Data items
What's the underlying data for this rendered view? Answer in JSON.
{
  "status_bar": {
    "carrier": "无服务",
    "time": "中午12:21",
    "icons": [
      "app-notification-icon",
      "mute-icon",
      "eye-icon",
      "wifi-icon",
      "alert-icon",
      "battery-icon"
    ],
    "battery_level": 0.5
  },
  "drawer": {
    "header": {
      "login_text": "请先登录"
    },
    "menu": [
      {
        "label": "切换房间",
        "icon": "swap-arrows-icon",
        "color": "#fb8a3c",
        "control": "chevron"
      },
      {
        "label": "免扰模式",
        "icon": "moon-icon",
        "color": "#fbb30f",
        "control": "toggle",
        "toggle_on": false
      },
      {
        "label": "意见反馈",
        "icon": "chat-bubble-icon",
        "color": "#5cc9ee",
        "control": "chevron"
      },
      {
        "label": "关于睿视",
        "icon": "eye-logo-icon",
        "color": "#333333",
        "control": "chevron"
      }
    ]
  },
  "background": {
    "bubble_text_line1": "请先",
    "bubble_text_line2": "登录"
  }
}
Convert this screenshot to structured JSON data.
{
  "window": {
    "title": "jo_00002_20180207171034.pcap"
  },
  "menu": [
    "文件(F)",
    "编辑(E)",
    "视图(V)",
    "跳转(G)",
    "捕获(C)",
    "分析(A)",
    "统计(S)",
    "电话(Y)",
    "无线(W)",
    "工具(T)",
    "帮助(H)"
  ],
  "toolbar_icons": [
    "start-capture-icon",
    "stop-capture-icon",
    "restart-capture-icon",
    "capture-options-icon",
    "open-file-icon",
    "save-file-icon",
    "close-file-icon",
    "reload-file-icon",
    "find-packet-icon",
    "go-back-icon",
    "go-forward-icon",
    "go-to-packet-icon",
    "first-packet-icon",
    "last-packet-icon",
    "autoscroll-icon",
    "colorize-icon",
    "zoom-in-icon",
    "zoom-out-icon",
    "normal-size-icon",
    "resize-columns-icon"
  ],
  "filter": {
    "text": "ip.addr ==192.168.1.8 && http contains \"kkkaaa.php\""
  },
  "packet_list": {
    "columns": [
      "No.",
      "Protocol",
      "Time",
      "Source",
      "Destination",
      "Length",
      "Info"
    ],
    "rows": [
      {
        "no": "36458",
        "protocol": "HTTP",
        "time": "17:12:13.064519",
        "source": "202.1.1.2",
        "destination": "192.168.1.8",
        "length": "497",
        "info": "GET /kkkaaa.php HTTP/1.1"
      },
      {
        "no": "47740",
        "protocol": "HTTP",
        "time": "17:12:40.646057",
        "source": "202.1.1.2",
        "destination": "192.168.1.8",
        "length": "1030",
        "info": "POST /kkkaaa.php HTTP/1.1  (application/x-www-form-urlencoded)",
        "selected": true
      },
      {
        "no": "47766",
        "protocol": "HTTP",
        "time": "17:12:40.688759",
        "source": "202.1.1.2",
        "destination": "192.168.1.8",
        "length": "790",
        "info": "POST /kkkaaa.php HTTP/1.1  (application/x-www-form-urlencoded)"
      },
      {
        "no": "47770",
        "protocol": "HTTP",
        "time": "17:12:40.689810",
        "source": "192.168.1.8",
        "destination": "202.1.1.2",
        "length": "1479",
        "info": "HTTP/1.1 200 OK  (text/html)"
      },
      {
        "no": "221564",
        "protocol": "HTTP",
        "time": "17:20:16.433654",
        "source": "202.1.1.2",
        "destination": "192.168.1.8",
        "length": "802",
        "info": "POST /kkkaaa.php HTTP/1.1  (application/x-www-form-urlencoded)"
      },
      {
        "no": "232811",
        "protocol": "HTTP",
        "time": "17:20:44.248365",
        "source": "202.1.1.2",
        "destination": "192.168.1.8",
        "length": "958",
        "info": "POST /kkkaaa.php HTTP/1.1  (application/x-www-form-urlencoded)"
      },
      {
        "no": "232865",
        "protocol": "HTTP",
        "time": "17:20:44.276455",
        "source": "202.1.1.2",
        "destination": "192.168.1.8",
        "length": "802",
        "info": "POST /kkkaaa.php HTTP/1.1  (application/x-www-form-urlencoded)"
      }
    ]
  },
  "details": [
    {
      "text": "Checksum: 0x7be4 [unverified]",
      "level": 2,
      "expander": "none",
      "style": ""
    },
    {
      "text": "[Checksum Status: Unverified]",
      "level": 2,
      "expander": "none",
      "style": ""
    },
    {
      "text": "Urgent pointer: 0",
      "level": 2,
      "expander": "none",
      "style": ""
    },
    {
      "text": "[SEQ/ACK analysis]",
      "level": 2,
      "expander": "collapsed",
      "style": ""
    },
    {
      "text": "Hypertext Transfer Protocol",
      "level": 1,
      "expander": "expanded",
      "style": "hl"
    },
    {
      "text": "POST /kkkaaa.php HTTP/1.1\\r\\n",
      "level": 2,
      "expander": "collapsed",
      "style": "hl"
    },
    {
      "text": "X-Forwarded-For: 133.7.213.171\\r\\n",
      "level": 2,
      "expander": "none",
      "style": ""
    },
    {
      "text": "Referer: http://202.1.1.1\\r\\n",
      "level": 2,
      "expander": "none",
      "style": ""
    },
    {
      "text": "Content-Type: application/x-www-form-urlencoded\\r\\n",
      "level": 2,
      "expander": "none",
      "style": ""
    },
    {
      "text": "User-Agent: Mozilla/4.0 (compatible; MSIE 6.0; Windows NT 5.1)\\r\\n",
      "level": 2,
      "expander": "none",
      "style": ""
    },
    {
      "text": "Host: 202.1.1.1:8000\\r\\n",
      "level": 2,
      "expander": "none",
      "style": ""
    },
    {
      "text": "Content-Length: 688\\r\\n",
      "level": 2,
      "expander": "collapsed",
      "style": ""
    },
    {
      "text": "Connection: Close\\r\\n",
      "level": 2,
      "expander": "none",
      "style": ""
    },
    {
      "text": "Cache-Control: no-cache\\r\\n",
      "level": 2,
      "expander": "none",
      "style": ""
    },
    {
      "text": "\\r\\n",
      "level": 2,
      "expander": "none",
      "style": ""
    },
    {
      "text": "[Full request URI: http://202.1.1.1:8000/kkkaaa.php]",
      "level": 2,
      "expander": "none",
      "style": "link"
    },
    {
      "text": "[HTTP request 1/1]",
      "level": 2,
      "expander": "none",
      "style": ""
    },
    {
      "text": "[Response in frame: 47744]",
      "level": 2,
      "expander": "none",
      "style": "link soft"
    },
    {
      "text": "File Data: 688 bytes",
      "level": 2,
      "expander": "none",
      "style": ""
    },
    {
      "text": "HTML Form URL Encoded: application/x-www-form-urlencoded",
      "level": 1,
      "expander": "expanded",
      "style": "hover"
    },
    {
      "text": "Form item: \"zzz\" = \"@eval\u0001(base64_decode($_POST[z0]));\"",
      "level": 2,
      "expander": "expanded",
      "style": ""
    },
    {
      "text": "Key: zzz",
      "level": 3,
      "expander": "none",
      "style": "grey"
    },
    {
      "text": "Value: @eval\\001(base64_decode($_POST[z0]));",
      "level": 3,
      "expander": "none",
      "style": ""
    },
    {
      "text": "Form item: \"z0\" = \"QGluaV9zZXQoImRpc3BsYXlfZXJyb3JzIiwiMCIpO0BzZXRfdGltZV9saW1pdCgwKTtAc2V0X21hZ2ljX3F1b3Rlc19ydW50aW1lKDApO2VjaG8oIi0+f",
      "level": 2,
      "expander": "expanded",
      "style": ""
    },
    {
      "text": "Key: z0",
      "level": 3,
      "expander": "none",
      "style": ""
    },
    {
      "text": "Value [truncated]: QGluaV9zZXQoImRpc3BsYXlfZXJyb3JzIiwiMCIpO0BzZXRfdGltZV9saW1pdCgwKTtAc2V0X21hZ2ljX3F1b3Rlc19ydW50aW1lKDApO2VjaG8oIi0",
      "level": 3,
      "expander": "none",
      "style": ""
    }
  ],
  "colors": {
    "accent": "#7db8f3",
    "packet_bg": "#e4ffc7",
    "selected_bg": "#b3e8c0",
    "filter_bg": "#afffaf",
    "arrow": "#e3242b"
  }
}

* [THE REQUEST] Find the string "capture" in the records, then copy each line where it occurs.

* [ANSWER TO THIS PROBLEM]
    "start-capture-icon",
    "stop-capture-icon",
    "restart-capture-icon",
    "capture-options-icon",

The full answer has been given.